Task objective -> Set down the data below without change, skipping the pictures it holds.

Figure record extracts
.....

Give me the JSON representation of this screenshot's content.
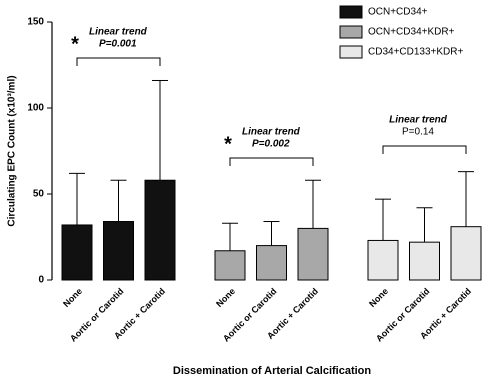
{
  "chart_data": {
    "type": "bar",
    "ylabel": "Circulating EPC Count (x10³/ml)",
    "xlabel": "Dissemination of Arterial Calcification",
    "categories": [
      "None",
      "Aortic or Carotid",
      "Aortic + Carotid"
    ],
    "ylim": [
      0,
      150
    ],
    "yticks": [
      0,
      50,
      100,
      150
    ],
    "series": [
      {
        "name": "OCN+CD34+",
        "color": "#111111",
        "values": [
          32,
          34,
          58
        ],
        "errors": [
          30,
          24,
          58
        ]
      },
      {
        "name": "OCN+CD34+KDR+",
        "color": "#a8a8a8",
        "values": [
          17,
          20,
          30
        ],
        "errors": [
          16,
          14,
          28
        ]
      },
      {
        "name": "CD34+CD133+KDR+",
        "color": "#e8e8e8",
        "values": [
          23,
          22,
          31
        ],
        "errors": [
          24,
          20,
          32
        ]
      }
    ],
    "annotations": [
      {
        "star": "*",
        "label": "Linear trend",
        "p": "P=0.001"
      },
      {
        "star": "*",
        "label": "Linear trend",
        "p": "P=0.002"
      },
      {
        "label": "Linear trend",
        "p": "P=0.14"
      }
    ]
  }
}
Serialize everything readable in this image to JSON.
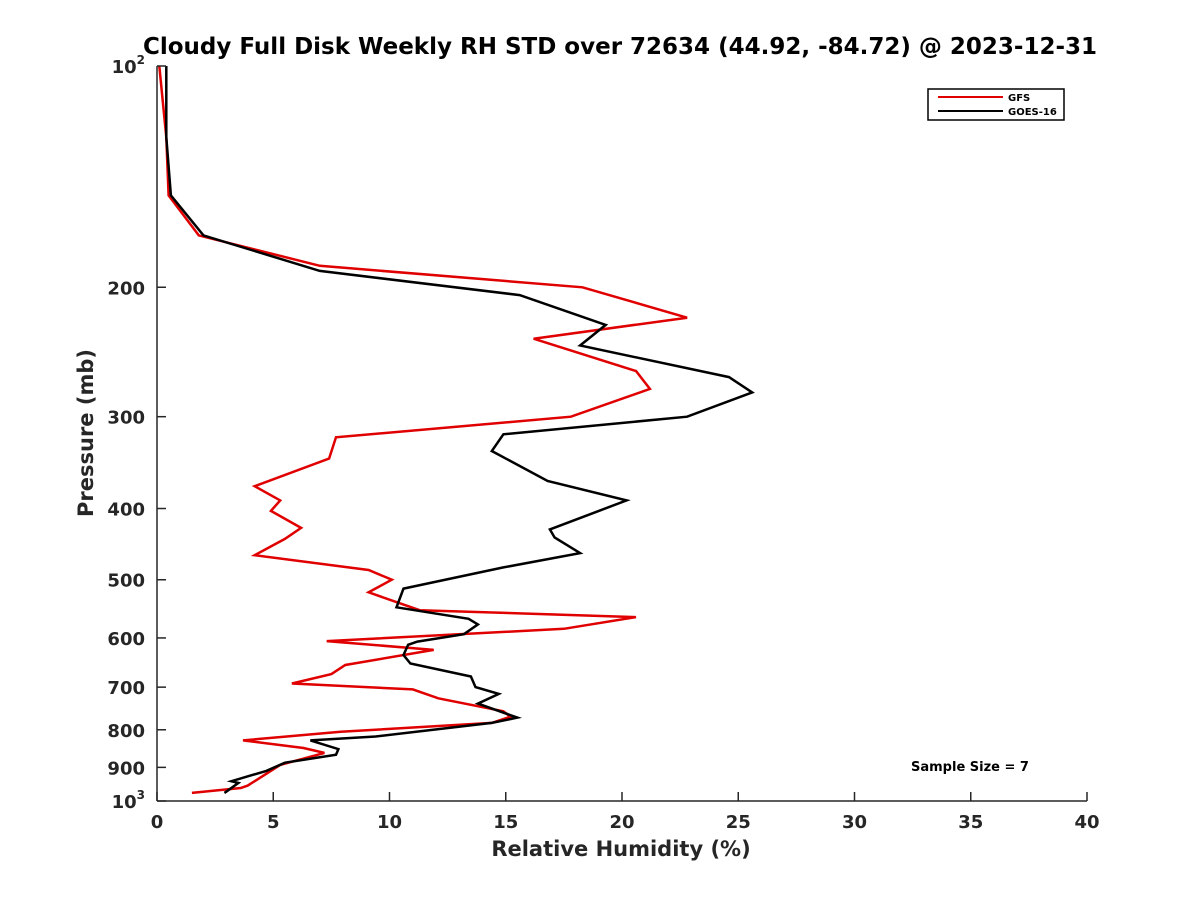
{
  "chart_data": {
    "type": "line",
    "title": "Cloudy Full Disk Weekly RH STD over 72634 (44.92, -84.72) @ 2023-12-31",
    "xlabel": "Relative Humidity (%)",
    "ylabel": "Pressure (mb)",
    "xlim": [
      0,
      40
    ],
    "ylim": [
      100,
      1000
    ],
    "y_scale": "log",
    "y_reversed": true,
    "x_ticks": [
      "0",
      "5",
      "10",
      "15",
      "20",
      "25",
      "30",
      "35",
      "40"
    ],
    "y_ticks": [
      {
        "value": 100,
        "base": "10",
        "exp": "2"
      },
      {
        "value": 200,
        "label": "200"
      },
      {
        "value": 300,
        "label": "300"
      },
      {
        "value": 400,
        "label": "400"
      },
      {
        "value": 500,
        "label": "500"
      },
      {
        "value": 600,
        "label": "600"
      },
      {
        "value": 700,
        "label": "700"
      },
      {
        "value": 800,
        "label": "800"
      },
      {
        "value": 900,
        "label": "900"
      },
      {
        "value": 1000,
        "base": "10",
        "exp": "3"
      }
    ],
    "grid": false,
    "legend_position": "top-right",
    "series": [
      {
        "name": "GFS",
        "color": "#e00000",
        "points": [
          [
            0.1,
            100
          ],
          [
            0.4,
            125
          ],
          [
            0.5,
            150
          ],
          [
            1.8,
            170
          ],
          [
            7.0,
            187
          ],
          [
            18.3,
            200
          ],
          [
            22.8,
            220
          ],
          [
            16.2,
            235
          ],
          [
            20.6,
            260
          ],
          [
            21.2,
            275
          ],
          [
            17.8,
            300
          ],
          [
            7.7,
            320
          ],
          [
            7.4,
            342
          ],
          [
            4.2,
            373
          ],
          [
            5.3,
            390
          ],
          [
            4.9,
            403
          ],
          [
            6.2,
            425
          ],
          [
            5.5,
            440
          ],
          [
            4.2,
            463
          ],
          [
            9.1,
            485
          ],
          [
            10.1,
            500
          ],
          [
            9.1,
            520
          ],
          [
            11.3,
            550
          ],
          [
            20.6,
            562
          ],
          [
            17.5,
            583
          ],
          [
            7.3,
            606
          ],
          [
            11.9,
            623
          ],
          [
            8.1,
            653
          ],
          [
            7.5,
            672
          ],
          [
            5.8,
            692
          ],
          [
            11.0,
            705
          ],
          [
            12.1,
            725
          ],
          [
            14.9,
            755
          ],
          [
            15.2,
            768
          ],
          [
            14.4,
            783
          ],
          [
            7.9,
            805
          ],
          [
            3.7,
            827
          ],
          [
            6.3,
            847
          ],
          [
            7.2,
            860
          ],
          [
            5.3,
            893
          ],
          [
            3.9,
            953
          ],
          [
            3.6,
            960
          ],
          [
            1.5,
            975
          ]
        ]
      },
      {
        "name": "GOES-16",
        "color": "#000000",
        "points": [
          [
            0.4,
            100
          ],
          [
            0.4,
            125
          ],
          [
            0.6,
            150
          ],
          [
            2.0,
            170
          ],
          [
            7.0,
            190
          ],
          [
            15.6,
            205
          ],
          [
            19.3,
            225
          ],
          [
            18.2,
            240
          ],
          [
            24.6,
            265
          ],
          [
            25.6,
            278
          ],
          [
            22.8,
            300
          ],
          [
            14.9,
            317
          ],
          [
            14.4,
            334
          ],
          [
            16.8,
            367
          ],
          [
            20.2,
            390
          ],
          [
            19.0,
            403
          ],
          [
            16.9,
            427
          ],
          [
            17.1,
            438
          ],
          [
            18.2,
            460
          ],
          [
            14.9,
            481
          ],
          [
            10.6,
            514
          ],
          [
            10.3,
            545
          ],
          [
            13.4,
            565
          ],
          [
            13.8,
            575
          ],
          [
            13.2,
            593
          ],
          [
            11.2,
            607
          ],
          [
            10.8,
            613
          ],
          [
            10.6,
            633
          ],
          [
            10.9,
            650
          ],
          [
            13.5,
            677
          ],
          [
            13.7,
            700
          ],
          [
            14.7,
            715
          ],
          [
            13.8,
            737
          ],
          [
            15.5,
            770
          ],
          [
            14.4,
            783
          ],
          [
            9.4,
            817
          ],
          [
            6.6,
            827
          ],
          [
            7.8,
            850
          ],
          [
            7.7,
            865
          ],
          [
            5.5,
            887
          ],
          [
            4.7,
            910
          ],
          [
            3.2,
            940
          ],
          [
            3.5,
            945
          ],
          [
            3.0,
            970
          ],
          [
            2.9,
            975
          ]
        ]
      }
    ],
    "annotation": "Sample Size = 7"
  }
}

.....

Response for this exercise ->
Give me the JSON representation of this screenshot's content.
{
  "chart_data": {
    "type": "bar",
    "ylabel": "Circulating EPC Count (x10³/ml)",
    "xlabel": "Dissemination of Arterial Calcification",
    "categories": [
      "None",
      "Aortic or Carotid",
      "Aortic + Carotid"
    ],
    "ylim": [
      0,
      150
    ],
    "yticks": [
      0,
      50,
      100,
      150
    ],
    "series": [
      {
        "name": "OCN+CD34+",
        "color": "#111111",
        "values": [
          32,
          34,
          58
        ],
        "errors": [
          30,
          24,
          58
        ]
      },
      {
        "name": "OCN+CD34+KDR+",
        "color": "#a8a8a8",
        "values": [
          17,
          20,
          30
        ],
        "errors": [
          16,
          14,
          28
        ]
      },
      {
        "name": "CD34+CD133+KDR+",
        "color": "#e8e8e8",
        "values": [
          23,
          22,
          31
        ],
        "errors": [
          24,
          20,
          32
        ]
      }
    ],
    "annotations": [
      {
        "star": "*",
        "label": "Linear trend",
        "p": "P=0.001"
      },
      {
        "star": "*",
        "label": "Linear trend",
        "p": "P=0.002"
      },
      {
        "label": "Linear trend",
        "p": "P=0.14"
      }
    ]
  }
}
Serialize everything readable in this image to JSON.
{
  "chart_data": {
    "type": "line",
    "title": "Cloudy Full Disk Weekly RH STD over 72634 (44.92, -84.72) @ 2023-12-31",
    "xlabel": "Relative Humidity (%)",
    "ylabel": "Pressure (mb)",
    "xlim": [
      0,
      40
    ],
    "ylim": [
      100,
      1000
    ],
    "y_scale": "log",
    "y_reversed": true,
    "x_ticks": [
      "0",
      "5",
      "10",
      "15",
      "20",
      "25",
      "30",
      "35",
      "40"
    ],
    "y_ticks": [
      {
        "value": 100,
        "base": "10",
        "exp": "2"
      },
      {
        "value": 200,
        "label": "200"
      },
      {
        "value": 300,
        "label": "300"
      },
      {
        "value": 400,
        "label": "400"
      },
      {
        "value": 500,
        "label": "500"
      },
      {
        "value": 600,
        "label": "600"
      },
      {
        "value": 700,
        "label": "700"
      },
      {
        "value": 800,
        "label": "800"
      },
      {
        "value": 900,
        "label": "900"
      },
      {
        "value": 1000,
        "base": "10",
        "exp": "3"
      }
    ],
    "grid": false,
    "legend_position": "top-right",
    "series": [
      {
        "name": "GFS",
        "color": "#e00000",
        "points": [
          [
            0.1,
            100
          ],
          [
            0.4,
            125
          ],
          [
            0.5,
            150
          ],
          [
            1.8,
            170
          ],
          [
            7.0,
            187
          ],
          [
            18.3,
            200
          ],
          [
            22.8,
            220
          ],
          [
            16.2,
            235
          ],
          [
            20.6,
            260
          ],
          [
            21.2,
            275
          ],
          [
            17.8,
            300
          ],
          [
            7.7,
            320
          ],
          [
            7.4,
            342
          ],
          [
            4.2,
            373
          ],
          [
            5.3,
            390
          ],
          [
            4.9,
            403
          ],
          [
            6.2,
            425
          ],
          [
            5.5,
            440
          ],
          [
            4.2,
            463
          ],
          [
            9.1,
            485
          ],
          [
            10.1,
            500
          ],
          [
            9.1,
            520
          ],
          [
            11.3,
            550
          ],
          [
            20.6,
            562
          ],
          [
            17.5,
            583
          ],
          [
            7.3,
            606
          ],
          [
            11.9,
            623
          ],
          [
            8.1,
            653
          ],
          [
            7.5,
            672
          ],
          [
            5.8,
            692
          ],
          [
            11.0,
            705
          ],
          [
            12.1,
            725
          ],
          [
            14.9,
            755
          ],
          [
            15.2,
            768
          ],
          [
            14.4,
            783
          ],
          [
            7.9,
            805
          ],
          [
            3.7,
            827
          ],
          [
            6.3,
            847
          ],
          [
            7.2,
            860
          ],
          [
            5.3,
            893
          ],
          [
            3.9,
            953
          ],
          [
            3.6,
            960
          ],
          [
            1.5,
            975
          ]
        ]
      },
      {
        "name": "GOES-16",
        "color": "#000000",
        "points": [
          [
            0.4,
            100
          ],
          [
            0.4,
            125
          ],
          [
            0.6,
            150
          ],
          [
            2.0,
            170
          ],
          [
            7.0,
            190
          ],
          [
            15.6,
            205
          ],
          [
            19.3,
            225
          ],
          [
            18.2,
            240
          ],
          [
            24.6,
            265
          ],
          [
            25.6,
            278
          ],
          [
            22.8,
            300
          ],
          [
            14.9,
            317
          ],
          [
            14.4,
            334
          ],
          [
            16.8,
            367
          ],
          [
            20.2,
            390
          ],
          [
            19.0,
            403
          ],
          [
            16.9,
            427
          ],
          [
            17.1,
            438
          ],
          [
            18.2,
            460
          ],
          [
            14.9,
            481
          ],
          [
            10.6,
            514
          ],
          [
            10.3,
            545
          ],
          [
            13.4,
            565
          ],
          [
            13.8,
            575
          ],
          [
            13.2,
            593
          ],
          [
            11.2,
            607
          ],
          [
            10.8,
            613
          ],
          [
            10.6,
            633
          ],
          [
            10.9,
            650
          ],
          [
            13.5,
            677
          ],
          [
            13.7,
            700
          ],
          [
            14.7,
            715
          ],
          [
            13.8,
            737
          ],
          [
            15.5,
            770
          ],
          [
            14.4,
            783
          ],
          [
            9.4,
            817
          ],
          [
            6.6,
            827
          ],
          [
            7.8,
            850
          ],
          [
            7.7,
            865
          ],
          [
            5.5,
            887
          ],
          [
            4.7,
            910
          ],
          [
            3.2,
            940
          ],
          [
            3.5,
            945
          ],
          [
            3.0,
            970
          ],
          [
            2.9,
            975
          ]
        ]
      }
    ],
    "annotation": "Sample Size = 7"
  }
}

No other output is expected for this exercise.